- YOUR ASSIGNMENT: Check every line of the entries that follow, and copy the ones containing "ylabel".

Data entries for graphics
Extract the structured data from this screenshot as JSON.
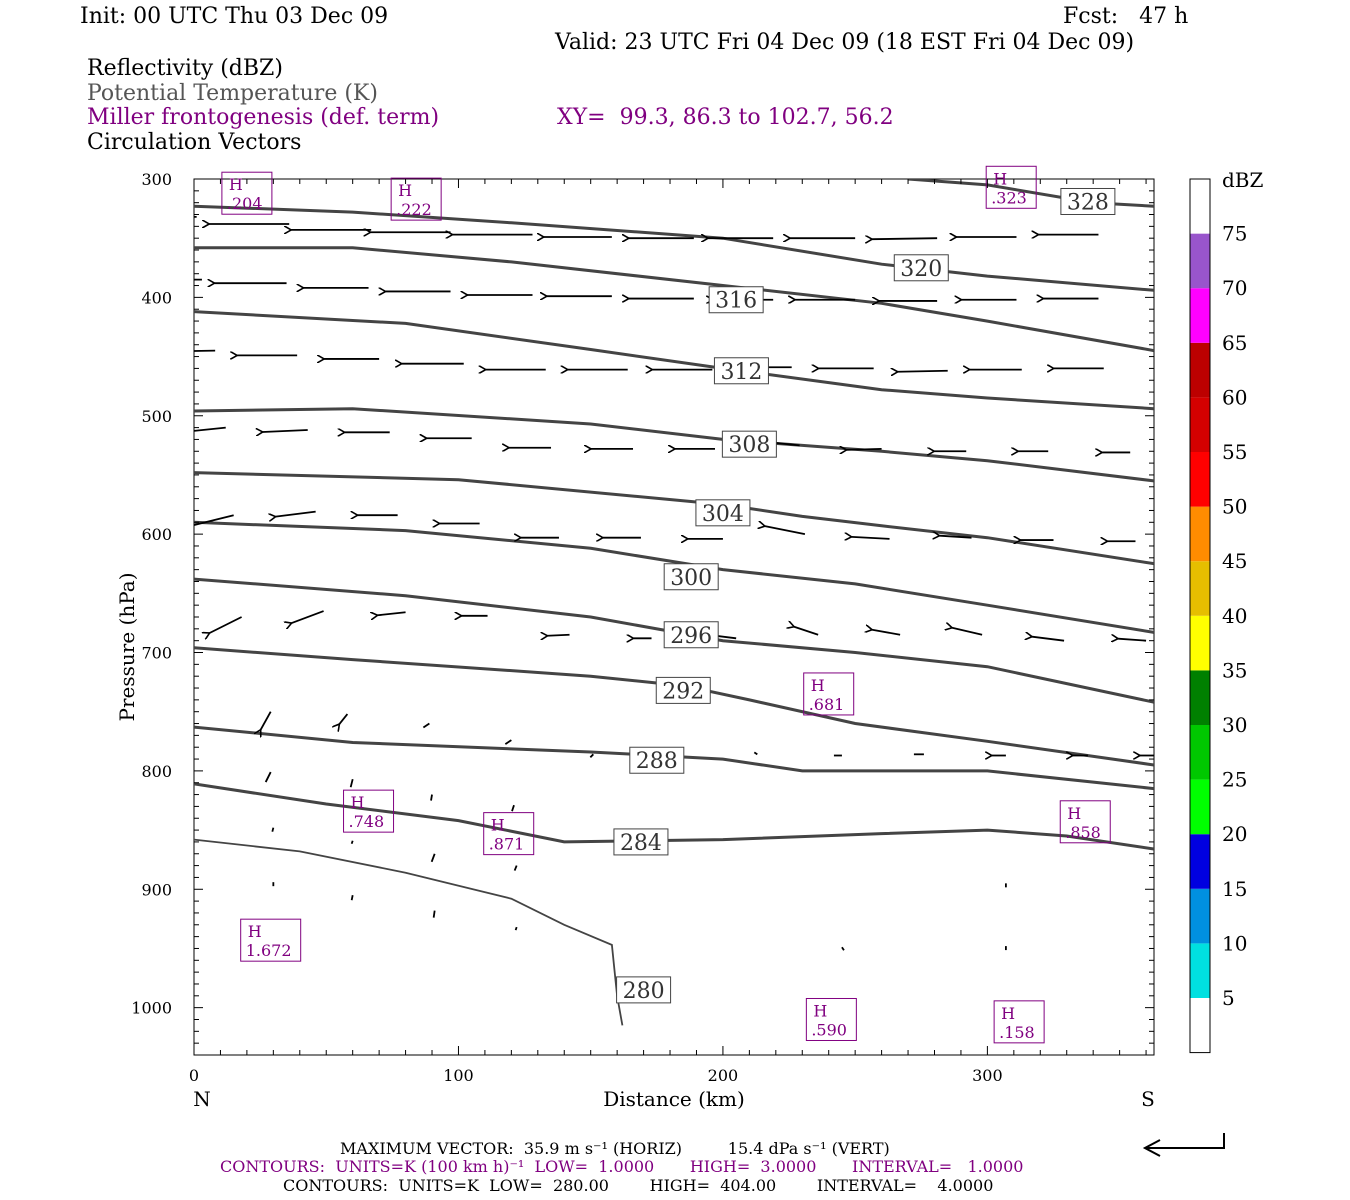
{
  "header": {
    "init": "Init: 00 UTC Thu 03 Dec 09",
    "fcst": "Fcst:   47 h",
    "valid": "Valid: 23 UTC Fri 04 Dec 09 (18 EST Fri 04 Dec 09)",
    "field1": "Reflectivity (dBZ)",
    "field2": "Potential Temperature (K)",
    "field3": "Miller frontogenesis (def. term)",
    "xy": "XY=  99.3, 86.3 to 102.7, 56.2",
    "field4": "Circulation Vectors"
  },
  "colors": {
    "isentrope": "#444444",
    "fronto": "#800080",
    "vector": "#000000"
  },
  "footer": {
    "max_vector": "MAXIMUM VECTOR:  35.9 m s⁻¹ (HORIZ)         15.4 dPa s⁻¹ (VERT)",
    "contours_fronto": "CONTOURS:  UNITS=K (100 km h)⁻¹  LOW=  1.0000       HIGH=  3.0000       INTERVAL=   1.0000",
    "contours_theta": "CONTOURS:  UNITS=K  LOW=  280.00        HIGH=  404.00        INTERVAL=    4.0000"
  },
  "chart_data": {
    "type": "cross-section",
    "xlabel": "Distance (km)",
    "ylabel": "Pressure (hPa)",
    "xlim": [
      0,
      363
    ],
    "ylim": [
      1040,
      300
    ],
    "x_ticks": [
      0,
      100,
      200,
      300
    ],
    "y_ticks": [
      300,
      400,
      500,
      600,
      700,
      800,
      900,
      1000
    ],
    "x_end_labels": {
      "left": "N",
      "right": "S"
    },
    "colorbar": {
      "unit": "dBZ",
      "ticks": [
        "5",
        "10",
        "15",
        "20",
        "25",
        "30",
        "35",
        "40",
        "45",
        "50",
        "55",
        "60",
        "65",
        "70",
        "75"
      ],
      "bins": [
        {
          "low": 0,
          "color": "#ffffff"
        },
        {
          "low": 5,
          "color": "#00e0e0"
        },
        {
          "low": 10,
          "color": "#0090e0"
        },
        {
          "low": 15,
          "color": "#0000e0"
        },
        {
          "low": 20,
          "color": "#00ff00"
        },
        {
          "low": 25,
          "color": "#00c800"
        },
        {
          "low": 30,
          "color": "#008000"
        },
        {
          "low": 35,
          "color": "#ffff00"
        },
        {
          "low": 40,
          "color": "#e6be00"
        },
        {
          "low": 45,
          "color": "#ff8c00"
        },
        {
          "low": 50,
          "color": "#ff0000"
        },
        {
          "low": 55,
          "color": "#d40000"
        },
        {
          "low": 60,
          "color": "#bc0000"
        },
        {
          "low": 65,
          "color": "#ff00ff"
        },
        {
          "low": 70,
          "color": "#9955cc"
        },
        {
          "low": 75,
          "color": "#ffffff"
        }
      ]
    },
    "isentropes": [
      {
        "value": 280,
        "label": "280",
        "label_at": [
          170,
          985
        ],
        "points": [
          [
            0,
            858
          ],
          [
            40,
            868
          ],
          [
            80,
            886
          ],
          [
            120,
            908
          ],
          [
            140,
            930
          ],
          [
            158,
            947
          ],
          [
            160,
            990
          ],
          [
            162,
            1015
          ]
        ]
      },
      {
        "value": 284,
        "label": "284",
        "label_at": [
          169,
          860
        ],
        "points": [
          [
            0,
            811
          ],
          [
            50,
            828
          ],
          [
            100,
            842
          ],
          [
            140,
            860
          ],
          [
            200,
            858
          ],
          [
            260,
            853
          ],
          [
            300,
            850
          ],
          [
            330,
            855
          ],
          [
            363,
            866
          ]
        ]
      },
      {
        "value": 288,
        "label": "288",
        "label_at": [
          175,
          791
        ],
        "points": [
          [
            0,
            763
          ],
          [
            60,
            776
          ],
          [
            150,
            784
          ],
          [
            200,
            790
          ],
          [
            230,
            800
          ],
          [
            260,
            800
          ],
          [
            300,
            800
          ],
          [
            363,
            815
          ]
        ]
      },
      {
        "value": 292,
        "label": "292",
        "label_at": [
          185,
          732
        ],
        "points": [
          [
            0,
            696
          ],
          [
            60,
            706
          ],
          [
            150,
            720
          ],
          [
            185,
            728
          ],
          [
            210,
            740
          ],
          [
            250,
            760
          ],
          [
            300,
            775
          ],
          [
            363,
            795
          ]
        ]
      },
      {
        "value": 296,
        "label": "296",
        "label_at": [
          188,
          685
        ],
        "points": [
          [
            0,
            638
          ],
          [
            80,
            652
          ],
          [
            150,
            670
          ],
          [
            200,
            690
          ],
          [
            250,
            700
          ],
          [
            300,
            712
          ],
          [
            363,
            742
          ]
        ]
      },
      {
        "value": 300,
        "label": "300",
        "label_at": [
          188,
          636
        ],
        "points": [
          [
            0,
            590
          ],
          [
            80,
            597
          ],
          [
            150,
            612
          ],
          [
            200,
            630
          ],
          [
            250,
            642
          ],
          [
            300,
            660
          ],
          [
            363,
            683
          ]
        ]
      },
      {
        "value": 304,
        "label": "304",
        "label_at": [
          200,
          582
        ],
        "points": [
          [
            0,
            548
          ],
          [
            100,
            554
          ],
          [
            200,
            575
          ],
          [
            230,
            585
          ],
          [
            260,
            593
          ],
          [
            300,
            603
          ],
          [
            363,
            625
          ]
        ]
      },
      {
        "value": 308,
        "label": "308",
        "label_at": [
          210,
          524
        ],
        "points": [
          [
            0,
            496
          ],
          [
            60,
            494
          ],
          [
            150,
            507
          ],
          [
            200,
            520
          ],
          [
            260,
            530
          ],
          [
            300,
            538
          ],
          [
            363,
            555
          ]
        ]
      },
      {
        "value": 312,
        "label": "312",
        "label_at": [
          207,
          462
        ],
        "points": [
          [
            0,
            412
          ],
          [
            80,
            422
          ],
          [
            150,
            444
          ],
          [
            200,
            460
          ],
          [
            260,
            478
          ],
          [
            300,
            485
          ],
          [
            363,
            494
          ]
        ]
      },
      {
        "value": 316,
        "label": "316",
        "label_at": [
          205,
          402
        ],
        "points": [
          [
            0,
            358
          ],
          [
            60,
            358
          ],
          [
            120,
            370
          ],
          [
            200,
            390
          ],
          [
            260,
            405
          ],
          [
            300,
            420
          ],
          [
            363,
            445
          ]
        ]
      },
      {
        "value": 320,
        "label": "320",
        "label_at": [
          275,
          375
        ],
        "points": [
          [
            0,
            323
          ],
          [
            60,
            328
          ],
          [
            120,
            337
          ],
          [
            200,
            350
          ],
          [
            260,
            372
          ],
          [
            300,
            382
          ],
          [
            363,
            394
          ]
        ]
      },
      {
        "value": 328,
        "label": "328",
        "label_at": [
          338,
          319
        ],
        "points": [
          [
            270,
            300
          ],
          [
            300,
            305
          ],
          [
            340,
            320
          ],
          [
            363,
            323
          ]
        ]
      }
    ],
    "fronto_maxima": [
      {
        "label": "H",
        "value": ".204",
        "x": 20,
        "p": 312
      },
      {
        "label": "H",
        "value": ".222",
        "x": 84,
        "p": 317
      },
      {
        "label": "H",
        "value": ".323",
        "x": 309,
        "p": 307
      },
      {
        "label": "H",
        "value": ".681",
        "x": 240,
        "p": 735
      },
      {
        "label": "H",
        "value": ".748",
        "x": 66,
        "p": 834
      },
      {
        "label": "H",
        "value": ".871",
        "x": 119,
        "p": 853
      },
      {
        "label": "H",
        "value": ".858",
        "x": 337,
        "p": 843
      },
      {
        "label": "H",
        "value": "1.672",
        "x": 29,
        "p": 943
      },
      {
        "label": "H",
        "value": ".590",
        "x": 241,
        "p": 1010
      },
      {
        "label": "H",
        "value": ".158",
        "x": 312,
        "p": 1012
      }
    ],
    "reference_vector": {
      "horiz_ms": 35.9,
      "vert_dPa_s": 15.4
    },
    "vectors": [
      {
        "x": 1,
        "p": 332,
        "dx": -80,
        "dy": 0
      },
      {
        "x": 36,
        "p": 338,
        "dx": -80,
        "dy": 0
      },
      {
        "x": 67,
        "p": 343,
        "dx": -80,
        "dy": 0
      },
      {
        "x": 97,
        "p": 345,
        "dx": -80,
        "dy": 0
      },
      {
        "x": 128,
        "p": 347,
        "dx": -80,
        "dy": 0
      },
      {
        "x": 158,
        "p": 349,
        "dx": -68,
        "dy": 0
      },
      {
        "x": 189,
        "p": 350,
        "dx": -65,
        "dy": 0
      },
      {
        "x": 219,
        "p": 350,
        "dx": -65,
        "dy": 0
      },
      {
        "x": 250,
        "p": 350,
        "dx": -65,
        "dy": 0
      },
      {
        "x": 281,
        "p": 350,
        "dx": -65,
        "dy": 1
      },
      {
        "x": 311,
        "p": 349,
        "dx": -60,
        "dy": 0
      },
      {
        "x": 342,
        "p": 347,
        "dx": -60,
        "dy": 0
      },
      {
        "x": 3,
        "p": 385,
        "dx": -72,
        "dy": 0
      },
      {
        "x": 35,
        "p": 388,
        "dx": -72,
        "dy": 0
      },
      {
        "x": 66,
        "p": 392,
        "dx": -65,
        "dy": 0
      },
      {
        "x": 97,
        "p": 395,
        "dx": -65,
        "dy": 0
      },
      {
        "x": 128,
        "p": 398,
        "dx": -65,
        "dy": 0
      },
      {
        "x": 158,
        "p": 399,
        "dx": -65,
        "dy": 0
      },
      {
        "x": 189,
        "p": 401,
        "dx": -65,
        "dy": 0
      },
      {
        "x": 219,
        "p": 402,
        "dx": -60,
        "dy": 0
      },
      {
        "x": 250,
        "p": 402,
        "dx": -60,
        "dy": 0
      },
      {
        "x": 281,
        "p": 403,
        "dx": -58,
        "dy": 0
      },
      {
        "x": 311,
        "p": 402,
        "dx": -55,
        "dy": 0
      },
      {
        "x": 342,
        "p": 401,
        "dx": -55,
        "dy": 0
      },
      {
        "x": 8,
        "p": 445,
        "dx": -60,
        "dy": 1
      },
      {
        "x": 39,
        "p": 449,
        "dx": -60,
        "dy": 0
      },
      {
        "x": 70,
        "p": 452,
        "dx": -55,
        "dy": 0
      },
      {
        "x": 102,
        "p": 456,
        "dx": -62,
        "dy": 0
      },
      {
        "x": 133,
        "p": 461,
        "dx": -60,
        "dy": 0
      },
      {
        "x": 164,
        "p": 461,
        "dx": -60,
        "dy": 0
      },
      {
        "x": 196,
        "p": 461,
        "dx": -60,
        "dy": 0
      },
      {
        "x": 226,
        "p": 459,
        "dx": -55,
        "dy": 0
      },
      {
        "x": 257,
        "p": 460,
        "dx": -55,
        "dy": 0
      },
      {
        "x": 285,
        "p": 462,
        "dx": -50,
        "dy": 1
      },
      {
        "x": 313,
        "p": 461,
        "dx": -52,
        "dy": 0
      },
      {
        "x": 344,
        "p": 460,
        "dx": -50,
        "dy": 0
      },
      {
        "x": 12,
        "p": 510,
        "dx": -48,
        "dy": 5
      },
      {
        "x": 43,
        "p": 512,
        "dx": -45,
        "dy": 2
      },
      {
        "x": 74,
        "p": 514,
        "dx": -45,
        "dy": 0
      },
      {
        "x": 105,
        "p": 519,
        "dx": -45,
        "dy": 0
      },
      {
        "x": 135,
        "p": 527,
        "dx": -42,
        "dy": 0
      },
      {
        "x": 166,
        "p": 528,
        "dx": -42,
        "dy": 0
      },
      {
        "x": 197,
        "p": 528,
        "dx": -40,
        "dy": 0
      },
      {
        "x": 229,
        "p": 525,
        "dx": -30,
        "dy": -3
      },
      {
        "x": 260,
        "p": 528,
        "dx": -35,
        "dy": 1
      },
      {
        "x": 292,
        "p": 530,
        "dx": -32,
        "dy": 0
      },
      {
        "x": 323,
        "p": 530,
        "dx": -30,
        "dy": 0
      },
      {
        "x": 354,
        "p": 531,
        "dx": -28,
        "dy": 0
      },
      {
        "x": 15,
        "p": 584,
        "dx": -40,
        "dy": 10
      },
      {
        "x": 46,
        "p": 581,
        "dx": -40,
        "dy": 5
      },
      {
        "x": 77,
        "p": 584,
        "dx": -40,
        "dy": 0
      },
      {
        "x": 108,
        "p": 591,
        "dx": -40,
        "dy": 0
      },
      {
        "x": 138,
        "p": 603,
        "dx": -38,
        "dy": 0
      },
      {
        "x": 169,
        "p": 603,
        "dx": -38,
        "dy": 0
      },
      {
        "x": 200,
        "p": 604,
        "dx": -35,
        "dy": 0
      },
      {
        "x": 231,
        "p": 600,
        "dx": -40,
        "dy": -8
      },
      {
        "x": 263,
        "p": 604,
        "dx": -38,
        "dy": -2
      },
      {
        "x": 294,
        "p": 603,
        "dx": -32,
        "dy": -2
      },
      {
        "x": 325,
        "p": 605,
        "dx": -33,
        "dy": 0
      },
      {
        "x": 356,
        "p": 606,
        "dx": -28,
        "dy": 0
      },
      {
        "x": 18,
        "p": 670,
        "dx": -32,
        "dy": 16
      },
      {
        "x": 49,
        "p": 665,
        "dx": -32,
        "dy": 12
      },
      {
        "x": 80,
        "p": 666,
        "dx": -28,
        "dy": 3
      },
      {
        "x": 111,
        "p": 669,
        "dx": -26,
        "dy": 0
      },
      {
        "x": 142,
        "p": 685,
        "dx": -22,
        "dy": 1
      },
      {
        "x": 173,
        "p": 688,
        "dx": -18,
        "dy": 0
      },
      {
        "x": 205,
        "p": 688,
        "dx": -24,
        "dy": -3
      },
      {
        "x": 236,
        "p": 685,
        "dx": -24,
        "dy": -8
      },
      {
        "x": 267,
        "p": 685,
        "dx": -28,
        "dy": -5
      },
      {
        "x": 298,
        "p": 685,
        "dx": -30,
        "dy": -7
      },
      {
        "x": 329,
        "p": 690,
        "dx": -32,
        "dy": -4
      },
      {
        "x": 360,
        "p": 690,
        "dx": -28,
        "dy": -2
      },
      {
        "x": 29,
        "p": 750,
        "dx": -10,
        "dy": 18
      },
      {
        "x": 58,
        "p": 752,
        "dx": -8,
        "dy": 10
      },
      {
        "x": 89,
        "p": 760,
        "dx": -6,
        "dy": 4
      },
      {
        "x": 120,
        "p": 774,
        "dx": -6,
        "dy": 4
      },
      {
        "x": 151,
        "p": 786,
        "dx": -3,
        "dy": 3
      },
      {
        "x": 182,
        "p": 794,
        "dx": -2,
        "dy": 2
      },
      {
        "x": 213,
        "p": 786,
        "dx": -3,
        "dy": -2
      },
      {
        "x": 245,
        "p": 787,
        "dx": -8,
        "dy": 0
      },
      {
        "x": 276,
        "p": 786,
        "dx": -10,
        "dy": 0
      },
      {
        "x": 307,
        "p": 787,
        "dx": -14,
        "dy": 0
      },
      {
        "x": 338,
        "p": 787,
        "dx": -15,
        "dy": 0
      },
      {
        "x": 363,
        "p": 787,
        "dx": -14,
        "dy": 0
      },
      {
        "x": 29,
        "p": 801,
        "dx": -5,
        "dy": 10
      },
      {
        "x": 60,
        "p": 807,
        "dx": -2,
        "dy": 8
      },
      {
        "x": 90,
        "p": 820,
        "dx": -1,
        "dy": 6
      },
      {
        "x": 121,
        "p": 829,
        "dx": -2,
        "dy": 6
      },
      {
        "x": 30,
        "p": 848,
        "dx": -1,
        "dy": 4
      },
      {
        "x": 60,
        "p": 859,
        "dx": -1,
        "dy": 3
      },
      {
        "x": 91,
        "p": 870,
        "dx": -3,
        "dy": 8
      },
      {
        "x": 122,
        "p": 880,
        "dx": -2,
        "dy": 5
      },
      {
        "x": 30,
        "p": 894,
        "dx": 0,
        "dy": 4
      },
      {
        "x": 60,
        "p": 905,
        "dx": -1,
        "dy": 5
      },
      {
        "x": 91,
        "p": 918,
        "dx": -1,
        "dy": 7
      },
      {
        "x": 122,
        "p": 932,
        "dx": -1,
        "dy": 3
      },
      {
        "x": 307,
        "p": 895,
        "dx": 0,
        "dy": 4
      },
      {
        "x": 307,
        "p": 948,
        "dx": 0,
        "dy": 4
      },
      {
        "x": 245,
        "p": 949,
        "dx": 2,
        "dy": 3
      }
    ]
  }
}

--

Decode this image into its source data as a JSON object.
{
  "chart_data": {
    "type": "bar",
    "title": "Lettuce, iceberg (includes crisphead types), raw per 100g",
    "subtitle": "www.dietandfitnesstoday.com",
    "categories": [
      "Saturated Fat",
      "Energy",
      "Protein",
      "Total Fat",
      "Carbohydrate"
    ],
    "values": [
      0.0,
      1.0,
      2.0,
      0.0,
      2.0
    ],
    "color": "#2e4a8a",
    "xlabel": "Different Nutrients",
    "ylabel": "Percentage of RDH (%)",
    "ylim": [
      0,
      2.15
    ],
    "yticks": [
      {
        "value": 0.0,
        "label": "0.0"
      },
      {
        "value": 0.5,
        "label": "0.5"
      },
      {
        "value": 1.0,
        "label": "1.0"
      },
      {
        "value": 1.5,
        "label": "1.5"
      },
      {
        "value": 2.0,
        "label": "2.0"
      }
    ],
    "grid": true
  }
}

- RESULT:
    "ylabel": "Pressure (hPa)",
    "ylabel": "Percentage of RDH (%)",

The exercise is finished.